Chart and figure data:

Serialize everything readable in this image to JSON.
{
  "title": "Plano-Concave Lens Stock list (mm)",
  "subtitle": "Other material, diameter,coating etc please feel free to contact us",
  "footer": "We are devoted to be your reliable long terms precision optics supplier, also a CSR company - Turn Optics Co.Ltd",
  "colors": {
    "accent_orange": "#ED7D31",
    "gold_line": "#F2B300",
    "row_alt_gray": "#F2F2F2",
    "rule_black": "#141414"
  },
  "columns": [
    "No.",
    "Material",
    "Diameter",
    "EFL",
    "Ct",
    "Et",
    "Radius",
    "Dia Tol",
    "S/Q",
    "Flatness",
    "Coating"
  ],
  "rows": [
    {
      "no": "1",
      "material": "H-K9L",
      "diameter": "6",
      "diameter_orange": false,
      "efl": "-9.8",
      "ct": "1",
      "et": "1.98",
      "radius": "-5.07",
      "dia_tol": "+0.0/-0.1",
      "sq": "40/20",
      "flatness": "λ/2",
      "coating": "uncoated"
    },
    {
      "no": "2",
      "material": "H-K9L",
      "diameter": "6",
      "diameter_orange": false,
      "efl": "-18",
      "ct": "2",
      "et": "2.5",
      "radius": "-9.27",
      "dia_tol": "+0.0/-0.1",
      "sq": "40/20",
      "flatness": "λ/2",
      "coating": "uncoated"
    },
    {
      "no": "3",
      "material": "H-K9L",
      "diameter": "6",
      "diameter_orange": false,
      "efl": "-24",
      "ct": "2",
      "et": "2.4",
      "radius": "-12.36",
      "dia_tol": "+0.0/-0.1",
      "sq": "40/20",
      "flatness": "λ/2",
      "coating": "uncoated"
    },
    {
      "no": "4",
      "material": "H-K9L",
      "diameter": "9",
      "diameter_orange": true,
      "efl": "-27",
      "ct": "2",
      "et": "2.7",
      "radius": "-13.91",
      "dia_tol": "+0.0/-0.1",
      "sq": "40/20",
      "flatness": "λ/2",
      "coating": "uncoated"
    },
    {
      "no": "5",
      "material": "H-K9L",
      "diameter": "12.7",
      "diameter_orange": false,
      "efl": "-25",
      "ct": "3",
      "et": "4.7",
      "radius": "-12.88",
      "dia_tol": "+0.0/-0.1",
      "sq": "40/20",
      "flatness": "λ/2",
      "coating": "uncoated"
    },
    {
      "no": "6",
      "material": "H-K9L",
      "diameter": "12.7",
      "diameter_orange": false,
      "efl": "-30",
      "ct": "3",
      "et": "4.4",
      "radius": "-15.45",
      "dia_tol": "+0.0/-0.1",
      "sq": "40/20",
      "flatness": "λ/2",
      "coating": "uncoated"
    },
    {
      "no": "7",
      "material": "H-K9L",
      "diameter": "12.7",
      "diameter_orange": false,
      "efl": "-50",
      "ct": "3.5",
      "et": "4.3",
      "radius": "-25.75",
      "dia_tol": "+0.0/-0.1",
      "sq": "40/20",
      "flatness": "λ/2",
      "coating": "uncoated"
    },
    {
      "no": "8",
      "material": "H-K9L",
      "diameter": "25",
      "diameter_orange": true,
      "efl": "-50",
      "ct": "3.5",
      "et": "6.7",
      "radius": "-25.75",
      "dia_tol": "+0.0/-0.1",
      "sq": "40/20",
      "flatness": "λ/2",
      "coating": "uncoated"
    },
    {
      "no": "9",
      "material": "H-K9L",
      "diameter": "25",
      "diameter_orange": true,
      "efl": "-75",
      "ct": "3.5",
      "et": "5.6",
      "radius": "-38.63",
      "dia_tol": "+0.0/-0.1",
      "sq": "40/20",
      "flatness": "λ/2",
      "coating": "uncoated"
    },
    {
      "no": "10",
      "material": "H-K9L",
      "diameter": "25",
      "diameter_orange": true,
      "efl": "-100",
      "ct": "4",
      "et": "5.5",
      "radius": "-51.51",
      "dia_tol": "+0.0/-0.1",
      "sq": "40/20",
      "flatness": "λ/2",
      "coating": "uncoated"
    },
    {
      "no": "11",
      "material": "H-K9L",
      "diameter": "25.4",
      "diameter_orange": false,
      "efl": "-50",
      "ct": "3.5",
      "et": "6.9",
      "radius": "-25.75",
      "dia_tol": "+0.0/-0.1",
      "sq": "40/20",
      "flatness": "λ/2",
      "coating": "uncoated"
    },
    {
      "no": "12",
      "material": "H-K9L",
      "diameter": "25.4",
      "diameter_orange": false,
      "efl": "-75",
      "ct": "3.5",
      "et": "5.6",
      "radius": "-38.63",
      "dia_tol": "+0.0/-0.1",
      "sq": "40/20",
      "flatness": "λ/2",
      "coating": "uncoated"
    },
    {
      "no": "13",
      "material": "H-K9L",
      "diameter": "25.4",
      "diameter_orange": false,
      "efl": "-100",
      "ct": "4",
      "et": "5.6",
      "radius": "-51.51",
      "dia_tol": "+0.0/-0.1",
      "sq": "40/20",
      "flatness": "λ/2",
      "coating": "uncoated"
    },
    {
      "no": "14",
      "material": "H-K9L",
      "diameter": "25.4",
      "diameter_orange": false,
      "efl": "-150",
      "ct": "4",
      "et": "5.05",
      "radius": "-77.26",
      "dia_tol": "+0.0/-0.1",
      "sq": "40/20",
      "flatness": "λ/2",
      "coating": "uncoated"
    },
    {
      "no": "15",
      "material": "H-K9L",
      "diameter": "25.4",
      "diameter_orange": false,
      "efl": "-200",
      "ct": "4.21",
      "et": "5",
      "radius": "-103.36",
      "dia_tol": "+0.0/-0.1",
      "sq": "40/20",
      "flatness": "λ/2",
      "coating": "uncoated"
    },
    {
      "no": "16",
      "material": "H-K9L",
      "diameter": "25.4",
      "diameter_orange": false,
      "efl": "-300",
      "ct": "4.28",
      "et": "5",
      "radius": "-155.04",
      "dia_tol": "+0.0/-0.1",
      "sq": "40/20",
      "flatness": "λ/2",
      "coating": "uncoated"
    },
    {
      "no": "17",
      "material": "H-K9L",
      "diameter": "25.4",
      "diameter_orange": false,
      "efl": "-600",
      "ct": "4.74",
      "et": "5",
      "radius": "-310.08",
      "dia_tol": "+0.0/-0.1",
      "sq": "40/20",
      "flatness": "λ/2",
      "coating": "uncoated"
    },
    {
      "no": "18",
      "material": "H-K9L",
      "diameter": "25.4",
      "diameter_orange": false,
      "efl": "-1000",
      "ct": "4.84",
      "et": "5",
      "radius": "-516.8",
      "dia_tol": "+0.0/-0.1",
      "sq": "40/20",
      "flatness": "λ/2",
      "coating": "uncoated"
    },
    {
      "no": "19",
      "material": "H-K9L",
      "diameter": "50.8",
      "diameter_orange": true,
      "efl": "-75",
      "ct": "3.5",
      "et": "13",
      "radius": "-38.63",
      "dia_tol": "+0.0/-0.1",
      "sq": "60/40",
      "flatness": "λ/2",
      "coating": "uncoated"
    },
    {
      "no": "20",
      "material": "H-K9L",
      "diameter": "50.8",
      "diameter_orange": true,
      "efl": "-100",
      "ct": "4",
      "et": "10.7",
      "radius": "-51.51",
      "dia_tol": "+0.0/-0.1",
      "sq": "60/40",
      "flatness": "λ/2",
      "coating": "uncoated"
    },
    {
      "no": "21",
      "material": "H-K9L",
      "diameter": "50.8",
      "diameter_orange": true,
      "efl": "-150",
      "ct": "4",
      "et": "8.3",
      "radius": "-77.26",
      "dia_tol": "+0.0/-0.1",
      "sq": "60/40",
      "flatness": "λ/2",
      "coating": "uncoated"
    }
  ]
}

==

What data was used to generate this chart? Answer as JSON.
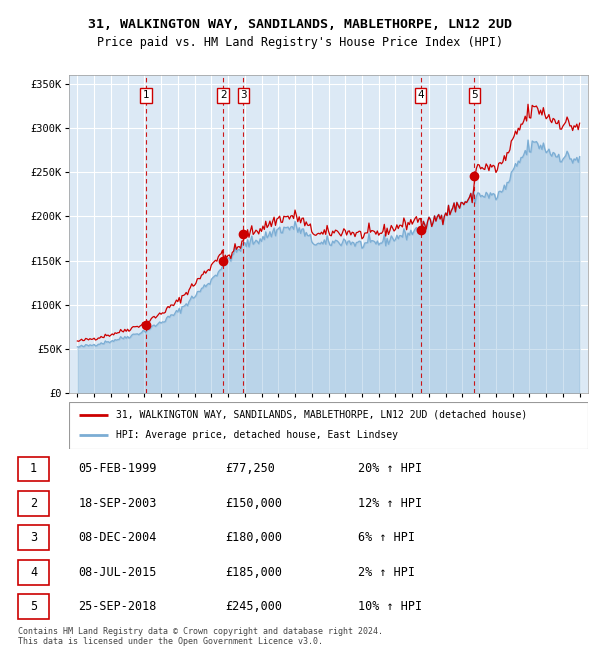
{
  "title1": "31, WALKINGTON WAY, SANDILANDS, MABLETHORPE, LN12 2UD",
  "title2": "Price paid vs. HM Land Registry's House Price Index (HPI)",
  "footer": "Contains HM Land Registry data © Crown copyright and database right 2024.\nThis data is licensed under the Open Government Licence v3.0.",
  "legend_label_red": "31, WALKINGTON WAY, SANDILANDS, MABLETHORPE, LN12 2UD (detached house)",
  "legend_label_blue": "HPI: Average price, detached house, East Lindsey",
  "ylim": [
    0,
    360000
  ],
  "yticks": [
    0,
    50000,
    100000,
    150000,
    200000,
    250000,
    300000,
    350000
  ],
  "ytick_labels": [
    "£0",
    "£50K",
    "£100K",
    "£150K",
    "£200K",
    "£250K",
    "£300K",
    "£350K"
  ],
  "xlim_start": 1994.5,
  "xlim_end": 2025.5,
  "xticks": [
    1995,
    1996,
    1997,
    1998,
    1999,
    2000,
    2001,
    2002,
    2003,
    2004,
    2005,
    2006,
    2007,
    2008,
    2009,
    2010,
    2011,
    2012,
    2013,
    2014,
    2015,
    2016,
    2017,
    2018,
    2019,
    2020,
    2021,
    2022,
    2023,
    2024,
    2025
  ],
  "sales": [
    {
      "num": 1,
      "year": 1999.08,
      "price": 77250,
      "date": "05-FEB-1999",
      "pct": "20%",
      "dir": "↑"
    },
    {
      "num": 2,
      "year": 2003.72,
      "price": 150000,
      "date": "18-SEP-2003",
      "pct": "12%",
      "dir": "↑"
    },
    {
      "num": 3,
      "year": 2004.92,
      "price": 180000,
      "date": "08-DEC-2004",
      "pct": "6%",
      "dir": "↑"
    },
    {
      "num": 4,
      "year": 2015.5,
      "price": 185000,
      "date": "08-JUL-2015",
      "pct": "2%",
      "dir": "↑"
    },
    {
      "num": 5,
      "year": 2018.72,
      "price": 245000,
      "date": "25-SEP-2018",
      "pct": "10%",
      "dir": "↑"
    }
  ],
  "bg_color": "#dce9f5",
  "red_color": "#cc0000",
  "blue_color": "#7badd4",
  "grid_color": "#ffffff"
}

---

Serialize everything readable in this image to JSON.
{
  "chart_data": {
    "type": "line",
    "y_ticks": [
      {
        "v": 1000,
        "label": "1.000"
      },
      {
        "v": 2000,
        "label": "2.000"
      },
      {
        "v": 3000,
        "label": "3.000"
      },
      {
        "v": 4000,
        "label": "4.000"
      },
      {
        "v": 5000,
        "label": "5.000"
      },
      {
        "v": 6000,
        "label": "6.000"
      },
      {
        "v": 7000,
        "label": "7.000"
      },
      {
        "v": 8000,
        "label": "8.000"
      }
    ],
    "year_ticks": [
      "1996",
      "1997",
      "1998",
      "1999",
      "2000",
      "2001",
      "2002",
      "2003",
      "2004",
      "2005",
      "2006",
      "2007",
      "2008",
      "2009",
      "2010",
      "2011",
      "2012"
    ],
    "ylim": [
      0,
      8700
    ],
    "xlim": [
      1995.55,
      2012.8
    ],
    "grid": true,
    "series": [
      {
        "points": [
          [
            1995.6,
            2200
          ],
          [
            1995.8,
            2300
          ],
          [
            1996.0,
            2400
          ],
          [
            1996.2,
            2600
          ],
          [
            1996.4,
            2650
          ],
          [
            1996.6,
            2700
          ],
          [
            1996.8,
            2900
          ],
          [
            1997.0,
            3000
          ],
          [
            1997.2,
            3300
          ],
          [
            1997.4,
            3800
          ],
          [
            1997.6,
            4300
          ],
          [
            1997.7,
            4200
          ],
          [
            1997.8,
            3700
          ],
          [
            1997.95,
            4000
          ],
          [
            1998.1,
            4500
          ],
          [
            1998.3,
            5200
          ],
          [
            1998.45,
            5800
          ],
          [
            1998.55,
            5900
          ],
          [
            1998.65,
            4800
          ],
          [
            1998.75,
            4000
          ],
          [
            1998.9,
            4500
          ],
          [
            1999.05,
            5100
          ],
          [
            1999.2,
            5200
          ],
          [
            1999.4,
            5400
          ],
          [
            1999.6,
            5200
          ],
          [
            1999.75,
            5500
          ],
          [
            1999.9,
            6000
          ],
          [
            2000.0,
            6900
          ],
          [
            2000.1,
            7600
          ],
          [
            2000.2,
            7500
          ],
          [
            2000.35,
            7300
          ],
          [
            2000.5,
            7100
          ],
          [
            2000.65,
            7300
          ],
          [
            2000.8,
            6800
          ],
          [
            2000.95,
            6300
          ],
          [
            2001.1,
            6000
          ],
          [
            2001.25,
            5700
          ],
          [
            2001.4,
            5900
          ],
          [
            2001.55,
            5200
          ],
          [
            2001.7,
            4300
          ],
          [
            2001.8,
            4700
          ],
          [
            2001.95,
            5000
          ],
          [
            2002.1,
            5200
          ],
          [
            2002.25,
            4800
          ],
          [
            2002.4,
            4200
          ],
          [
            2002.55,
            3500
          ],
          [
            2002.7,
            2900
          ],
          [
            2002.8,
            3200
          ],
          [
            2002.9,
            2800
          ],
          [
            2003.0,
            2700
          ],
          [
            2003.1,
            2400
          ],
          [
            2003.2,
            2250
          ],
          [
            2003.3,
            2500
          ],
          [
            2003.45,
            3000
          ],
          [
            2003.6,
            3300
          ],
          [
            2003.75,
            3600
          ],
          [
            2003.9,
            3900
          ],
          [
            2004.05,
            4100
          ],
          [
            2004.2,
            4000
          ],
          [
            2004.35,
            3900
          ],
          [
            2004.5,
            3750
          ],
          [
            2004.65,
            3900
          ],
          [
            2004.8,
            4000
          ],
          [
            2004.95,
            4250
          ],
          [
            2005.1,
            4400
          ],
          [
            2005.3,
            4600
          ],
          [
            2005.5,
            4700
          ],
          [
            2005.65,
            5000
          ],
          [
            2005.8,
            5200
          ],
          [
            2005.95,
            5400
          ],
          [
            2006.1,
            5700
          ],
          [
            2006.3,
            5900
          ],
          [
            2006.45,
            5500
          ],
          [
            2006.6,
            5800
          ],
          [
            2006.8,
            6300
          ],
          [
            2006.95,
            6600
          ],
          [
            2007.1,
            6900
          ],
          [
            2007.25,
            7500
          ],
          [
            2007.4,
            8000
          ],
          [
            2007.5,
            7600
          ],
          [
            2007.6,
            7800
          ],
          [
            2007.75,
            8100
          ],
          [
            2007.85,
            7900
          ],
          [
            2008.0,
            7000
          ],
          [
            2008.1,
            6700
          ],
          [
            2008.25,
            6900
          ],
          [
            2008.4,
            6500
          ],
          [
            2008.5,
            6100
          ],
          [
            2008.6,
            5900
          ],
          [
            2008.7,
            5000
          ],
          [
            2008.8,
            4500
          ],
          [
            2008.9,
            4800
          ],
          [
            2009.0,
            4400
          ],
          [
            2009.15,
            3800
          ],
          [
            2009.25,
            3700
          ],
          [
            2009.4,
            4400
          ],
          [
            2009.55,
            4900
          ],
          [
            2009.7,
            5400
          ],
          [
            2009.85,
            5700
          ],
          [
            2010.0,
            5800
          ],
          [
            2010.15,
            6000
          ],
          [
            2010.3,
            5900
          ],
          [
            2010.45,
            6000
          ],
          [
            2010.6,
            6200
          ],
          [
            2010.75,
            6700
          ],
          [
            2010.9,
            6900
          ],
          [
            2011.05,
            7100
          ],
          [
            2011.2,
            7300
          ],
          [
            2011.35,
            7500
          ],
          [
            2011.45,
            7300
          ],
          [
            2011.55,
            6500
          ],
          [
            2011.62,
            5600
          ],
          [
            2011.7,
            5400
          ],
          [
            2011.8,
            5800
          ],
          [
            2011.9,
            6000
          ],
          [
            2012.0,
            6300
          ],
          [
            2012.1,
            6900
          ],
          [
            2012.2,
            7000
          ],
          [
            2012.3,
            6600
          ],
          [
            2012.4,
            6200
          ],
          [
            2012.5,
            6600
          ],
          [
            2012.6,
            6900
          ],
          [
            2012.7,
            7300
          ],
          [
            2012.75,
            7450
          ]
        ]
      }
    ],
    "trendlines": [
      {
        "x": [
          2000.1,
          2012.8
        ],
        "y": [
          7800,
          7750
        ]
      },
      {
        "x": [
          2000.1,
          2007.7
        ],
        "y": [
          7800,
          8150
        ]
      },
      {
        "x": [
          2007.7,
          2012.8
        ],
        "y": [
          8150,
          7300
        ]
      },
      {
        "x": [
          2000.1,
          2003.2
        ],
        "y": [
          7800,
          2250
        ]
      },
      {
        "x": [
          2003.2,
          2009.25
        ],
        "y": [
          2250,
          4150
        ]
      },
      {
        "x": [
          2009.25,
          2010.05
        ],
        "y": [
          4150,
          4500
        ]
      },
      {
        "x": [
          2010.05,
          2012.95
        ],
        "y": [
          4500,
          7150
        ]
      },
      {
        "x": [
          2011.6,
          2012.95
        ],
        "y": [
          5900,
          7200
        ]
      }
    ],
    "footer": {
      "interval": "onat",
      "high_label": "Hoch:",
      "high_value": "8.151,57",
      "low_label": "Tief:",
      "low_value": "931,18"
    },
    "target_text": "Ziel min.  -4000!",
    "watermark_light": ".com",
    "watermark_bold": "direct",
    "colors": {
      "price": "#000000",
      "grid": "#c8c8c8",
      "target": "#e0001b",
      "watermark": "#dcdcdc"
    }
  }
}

AIM:
Of the lines above, how many include the word "WALKINGTON"? Reply with the number alone.

SOLUTION FOR THIS EXERCISE:
2